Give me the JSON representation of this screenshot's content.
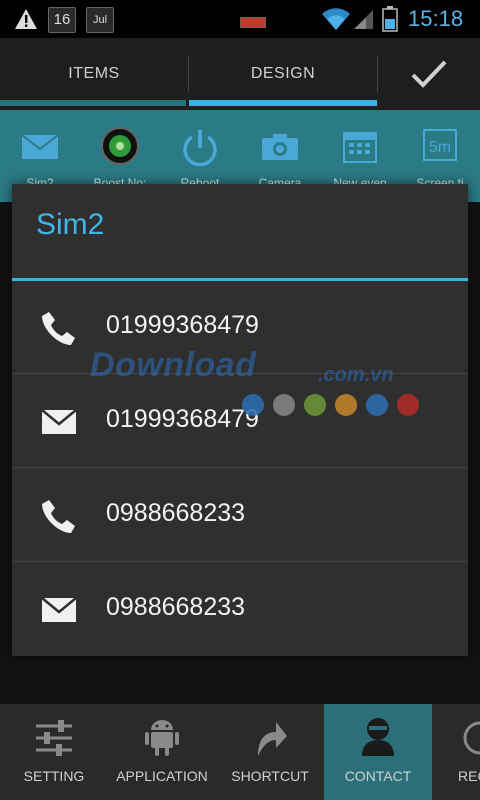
{
  "status_bar": {
    "notif_warning_icon": "warning-icon",
    "calendar1_day": "16",
    "calendar2_month": "Jul",
    "time": "15:18",
    "colors": {
      "time": "#5ab4e6"
    }
  },
  "tabs": [
    {
      "label": "ITEMS",
      "active": false
    },
    {
      "label": "DESIGN",
      "active": true
    }
  ],
  "confirm_icon": "checkmark-icon",
  "quick_toggles": [
    {
      "label": "Sim2",
      "icon": "envelope-icon"
    },
    {
      "label": "Boost No:",
      "icon": "boost-icon"
    },
    {
      "label": "Reboot",
      "icon": "power-icon"
    },
    {
      "label": "Camera",
      "icon": "camera-icon"
    },
    {
      "label": "New even",
      "icon": "calendar-icon"
    },
    {
      "label": "Screen ti",
      "icon": "screen-timeout-icon"
    }
  ],
  "dialog": {
    "title": "Sim2",
    "items": [
      {
        "type": "call",
        "icon": "phone-icon",
        "value": "01999368479"
      },
      {
        "type": "sms",
        "icon": "envelope-icon",
        "value": "01999368479"
      },
      {
        "type": "call",
        "icon": "phone-icon",
        "value": "0988668233"
      },
      {
        "type": "sms",
        "icon": "envelope-icon",
        "value": "0988668233"
      }
    ]
  },
  "watermark": {
    "main": "Download",
    "suffix": ".com.vn",
    "dot_colors": [
      "#2b6fb3",
      "#888888",
      "#6d9a3a",
      "#c9862a",
      "#2b6fb3",
      "#b52a2a"
    ]
  },
  "bottom_tabs": [
    {
      "label": "SETTING",
      "icon": "sliders-icon",
      "active": false
    },
    {
      "label": "APPLICATION",
      "icon": "android-icon",
      "active": false
    },
    {
      "label": "SHORTCUT",
      "icon": "shortcut-arrow-icon",
      "active": false
    },
    {
      "label": "CONTACT",
      "icon": "contact-icon",
      "active": true
    },
    {
      "label": "REC",
      "icon": "recent-icon",
      "active": false
    }
  ],
  "colors": {
    "accent": "#33b5e5",
    "toggle_bar": "#2b7b86",
    "bottom_active": "#2b6f7a"
  }
}
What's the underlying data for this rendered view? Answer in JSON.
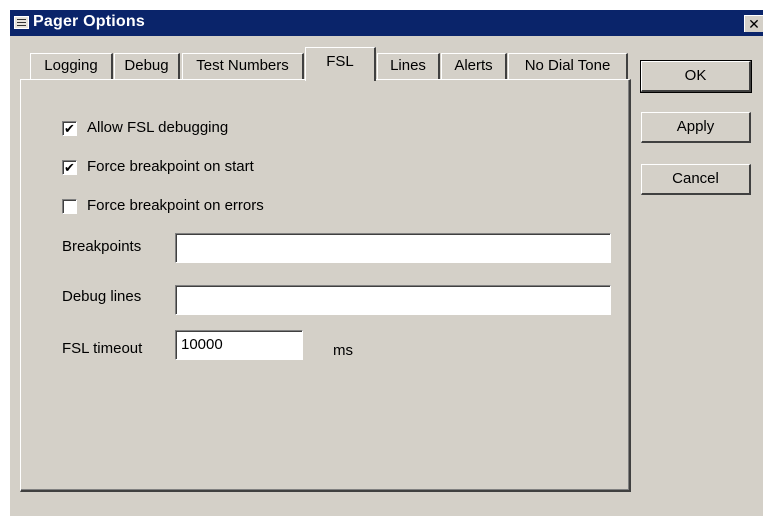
{
  "window": {
    "title": "Pager Options",
    "close_glyph": "✕",
    "icon": "pager-icon"
  },
  "tabs": [
    {
      "label": "Logging"
    },
    {
      "label": "Debug"
    },
    {
      "label": "Test Numbers"
    },
    {
      "label": "FSL",
      "active": true
    },
    {
      "label": "Lines"
    },
    {
      "label": "Alerts"
    },
    {
      "label": "No Dial Tone"
    }
  ],
  "fsl": {
    "allow_debugging": {
      "label": "Allow FSL debugging",
      "checked": true
    },
    "break_on_start": {
      "label": "Force breakpoint on start",
      "checked": true
    },
    "break_on_errors": {
      "label": "Force breakpoint on errors",
      "checked": false
    },
    "breakpoints": {
      "label": "Breakpoints",
      "value": ""
    },
    "debug_lines": {
      "label": "Debug lines",
      "value": ""
    },
    "timeout": {
      "label": "FSL timeout",
      "value": "10000",
      "unit": "ms"
    }
  },
  "buttons": {
    "ok": "OK",
    "apply": "Apply",
    "cancel": "Cancel"
  }
}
▬▬▬
:: SET PROBLEM ::
Gather every line from the listing above in which the word "Force" appears.

:: SOLUTION FOR THIS TASK ::
      "label": "Force breakpoint on start",
      "label": "Force breakpoint on errors",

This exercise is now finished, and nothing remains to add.